Tally the lines in the following entries that include the word "reviews"; state only the total.

^^^^^^^^^^^^^^^^

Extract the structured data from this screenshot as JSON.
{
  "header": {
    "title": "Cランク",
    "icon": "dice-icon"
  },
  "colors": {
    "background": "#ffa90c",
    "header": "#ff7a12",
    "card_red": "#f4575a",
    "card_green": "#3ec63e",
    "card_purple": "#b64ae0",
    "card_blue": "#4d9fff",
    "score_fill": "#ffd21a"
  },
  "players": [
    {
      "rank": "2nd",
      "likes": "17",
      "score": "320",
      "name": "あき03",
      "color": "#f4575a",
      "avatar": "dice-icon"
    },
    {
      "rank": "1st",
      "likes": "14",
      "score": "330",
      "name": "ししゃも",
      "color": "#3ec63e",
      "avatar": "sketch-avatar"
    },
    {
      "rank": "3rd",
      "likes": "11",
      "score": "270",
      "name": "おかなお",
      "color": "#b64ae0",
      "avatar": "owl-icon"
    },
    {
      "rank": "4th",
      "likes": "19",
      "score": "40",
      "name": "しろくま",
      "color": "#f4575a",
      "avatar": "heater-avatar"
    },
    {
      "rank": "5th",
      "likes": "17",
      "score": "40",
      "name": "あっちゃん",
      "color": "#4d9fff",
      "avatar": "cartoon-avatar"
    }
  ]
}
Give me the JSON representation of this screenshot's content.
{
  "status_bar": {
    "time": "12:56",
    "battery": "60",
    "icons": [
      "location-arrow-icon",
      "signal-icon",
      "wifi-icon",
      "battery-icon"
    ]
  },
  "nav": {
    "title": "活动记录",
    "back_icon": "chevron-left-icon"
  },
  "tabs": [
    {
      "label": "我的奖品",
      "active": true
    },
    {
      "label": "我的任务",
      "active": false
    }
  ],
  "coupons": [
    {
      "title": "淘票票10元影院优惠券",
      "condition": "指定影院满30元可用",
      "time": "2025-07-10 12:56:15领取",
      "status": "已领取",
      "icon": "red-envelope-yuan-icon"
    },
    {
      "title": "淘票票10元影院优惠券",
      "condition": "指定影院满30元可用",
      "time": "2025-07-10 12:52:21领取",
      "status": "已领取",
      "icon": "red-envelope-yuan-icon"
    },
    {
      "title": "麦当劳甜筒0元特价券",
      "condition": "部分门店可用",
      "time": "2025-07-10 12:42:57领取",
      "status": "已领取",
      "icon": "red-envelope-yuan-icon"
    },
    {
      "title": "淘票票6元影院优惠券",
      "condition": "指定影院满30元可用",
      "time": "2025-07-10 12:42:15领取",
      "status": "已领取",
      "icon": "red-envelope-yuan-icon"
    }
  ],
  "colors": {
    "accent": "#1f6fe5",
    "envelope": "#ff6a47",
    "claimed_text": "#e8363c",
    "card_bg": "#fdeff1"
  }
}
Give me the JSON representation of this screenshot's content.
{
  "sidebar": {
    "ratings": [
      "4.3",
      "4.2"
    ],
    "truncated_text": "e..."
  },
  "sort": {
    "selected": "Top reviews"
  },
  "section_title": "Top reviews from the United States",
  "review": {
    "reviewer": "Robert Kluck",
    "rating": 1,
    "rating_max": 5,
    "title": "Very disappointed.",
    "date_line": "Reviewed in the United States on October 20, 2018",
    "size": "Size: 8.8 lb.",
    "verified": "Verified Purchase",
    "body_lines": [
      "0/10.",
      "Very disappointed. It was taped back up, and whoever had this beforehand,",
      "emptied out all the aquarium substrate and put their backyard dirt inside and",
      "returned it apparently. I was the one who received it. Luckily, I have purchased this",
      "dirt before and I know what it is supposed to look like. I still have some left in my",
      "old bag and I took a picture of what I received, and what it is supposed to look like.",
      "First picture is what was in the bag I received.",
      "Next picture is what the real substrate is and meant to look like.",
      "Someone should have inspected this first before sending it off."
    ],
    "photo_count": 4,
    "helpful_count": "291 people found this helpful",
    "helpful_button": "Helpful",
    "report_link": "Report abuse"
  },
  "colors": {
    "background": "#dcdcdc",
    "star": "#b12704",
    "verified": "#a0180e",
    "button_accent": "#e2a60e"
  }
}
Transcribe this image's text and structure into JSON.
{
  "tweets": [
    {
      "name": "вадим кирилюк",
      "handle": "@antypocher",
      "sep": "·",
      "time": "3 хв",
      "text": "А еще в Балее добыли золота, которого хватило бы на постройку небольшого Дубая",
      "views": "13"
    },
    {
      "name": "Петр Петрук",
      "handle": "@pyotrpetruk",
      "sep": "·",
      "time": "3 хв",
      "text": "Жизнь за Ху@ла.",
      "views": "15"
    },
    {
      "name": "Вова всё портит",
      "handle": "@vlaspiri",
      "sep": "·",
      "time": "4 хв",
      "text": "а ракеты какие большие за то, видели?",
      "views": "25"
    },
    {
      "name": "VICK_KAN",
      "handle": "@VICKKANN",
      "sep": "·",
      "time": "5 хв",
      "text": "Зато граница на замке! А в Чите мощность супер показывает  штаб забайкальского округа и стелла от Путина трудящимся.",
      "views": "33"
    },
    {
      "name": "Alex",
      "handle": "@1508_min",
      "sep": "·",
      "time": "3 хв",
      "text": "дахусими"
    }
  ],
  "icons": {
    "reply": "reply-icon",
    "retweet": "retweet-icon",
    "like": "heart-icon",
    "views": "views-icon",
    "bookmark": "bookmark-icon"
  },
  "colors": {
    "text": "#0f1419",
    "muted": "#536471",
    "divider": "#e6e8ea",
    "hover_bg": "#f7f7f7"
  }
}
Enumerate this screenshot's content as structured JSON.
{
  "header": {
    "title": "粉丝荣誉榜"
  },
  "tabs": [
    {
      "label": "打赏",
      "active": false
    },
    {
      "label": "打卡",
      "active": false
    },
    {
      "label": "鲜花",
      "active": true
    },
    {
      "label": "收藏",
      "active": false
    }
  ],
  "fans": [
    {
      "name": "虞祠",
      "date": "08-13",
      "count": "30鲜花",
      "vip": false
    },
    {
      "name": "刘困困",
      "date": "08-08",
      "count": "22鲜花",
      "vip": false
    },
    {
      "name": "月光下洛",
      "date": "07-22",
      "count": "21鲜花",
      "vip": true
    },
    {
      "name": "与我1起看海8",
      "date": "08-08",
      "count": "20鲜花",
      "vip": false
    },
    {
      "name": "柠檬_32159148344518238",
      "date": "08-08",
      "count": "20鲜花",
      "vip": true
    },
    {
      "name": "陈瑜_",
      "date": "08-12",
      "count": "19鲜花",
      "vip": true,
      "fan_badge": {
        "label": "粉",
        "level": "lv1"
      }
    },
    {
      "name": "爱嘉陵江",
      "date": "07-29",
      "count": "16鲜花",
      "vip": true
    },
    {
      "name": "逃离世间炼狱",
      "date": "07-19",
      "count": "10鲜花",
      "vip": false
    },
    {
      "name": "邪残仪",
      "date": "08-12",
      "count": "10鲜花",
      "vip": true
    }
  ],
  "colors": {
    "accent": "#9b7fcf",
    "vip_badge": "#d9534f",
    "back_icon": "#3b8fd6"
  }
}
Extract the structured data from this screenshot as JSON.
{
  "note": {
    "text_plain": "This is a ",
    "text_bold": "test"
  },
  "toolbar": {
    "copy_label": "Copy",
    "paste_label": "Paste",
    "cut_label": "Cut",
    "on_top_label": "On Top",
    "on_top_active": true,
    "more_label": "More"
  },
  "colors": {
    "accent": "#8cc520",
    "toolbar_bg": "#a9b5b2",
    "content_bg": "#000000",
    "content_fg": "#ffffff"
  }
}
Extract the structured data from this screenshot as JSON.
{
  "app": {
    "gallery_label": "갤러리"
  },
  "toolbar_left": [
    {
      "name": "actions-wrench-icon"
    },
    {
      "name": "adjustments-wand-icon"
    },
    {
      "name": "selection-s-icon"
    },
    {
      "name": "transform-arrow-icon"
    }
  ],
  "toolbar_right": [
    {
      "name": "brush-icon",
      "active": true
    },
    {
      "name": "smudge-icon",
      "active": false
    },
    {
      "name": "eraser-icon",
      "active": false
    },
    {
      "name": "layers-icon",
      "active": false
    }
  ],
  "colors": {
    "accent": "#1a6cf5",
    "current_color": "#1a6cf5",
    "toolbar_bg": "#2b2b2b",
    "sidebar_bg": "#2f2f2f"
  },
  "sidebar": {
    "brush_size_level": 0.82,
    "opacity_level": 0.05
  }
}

^^^^^^^^^^^^^^^^

§ **Full output**:
2